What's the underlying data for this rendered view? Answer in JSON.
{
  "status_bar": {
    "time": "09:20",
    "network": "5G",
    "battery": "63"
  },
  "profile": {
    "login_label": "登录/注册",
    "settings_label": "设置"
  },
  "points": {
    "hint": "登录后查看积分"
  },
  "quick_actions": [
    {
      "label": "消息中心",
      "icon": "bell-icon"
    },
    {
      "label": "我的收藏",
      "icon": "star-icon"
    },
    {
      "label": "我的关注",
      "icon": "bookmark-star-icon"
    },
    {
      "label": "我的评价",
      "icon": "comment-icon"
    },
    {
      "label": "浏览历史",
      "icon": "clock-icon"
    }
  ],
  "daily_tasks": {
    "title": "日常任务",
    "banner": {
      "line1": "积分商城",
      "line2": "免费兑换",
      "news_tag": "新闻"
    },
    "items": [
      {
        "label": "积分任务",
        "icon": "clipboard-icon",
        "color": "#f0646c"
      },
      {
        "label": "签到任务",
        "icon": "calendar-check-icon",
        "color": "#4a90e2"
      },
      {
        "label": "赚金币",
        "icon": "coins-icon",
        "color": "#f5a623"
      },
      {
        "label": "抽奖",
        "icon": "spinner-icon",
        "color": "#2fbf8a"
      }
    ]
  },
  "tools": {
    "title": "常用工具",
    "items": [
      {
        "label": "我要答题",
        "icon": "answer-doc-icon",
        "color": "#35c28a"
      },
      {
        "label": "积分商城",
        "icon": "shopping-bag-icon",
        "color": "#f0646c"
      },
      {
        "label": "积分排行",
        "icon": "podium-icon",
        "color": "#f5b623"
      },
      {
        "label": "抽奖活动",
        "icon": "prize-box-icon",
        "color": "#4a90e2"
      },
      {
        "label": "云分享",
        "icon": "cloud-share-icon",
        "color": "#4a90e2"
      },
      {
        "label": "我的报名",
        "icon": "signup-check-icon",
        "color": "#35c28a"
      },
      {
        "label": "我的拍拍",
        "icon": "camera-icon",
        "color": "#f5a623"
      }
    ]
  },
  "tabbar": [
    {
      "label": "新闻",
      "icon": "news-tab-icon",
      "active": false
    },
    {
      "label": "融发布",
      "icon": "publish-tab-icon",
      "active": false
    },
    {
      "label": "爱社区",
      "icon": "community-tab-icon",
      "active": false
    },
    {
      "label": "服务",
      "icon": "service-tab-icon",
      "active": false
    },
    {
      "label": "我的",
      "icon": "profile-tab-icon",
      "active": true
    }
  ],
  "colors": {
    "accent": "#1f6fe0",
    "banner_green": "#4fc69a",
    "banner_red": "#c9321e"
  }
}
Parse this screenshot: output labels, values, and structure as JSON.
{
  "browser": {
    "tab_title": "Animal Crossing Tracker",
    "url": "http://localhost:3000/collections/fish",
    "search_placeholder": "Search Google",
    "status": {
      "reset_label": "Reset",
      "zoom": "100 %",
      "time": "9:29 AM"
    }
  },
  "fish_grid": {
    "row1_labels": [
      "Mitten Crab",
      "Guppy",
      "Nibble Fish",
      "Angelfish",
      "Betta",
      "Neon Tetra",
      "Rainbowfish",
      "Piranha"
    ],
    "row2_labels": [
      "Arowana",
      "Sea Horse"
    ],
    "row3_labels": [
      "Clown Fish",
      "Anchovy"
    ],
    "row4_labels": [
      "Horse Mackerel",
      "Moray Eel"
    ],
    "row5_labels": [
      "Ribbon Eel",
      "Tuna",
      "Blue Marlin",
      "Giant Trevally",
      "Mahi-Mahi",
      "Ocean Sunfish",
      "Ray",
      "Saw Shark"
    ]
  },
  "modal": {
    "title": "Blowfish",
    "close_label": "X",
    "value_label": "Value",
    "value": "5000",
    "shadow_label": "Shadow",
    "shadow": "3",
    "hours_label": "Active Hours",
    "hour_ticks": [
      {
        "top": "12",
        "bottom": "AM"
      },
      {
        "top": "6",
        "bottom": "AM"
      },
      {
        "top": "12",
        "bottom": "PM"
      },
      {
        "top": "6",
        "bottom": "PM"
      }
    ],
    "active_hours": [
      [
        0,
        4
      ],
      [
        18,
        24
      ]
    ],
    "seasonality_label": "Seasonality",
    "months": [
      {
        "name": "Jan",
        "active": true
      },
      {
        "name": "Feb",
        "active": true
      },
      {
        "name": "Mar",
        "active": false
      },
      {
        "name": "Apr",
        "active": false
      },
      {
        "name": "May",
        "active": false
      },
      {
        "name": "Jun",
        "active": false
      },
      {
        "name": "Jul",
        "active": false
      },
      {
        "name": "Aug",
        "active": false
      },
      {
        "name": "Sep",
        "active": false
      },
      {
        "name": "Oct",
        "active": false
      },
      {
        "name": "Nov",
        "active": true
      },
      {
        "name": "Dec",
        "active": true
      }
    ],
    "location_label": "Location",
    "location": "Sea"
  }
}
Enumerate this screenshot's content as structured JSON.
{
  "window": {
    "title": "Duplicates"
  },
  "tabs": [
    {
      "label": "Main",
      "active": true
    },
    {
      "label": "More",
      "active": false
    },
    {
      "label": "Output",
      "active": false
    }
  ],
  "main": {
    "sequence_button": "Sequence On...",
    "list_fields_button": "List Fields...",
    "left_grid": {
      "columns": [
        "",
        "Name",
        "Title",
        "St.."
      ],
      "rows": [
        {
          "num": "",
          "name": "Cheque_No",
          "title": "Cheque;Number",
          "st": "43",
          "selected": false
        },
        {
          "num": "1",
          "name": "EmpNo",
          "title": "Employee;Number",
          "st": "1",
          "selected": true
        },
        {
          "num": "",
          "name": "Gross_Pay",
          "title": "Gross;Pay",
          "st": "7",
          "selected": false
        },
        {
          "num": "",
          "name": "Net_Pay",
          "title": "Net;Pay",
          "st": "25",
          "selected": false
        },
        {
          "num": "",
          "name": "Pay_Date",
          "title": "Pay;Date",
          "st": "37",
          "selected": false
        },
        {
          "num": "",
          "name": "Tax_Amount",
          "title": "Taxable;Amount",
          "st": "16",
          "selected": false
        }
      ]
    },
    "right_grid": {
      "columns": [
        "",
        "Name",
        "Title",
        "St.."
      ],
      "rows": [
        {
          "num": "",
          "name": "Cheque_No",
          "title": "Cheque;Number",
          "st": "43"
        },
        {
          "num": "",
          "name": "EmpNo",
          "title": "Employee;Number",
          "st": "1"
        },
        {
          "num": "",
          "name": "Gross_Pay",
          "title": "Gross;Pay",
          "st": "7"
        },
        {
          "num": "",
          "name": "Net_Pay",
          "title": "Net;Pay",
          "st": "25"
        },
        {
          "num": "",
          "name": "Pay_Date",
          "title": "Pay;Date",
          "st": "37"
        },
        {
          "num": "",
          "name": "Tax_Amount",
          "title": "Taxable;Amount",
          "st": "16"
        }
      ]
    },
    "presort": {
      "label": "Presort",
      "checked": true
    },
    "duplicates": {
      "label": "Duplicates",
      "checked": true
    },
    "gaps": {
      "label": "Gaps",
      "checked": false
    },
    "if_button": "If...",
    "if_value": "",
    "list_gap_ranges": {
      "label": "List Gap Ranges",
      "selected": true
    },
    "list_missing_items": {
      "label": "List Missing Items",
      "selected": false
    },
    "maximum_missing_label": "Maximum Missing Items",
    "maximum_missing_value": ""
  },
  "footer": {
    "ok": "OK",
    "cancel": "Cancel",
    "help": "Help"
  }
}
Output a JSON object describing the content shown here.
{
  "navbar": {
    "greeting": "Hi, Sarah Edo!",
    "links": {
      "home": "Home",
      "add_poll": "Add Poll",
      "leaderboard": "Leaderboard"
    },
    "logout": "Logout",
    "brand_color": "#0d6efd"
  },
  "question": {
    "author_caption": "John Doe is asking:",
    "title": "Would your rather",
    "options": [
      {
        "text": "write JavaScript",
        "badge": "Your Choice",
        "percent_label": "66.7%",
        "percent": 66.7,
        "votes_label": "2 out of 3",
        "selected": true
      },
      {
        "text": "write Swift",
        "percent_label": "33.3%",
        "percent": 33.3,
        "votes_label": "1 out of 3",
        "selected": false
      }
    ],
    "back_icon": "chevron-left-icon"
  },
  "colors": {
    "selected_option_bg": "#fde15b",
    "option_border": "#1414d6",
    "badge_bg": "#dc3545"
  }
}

=== Instruction ===
Extract all lines from the data in which "write" is found.

=== Answer to this task ===
        "text": "write JavaScript",
        "text": "write Swift",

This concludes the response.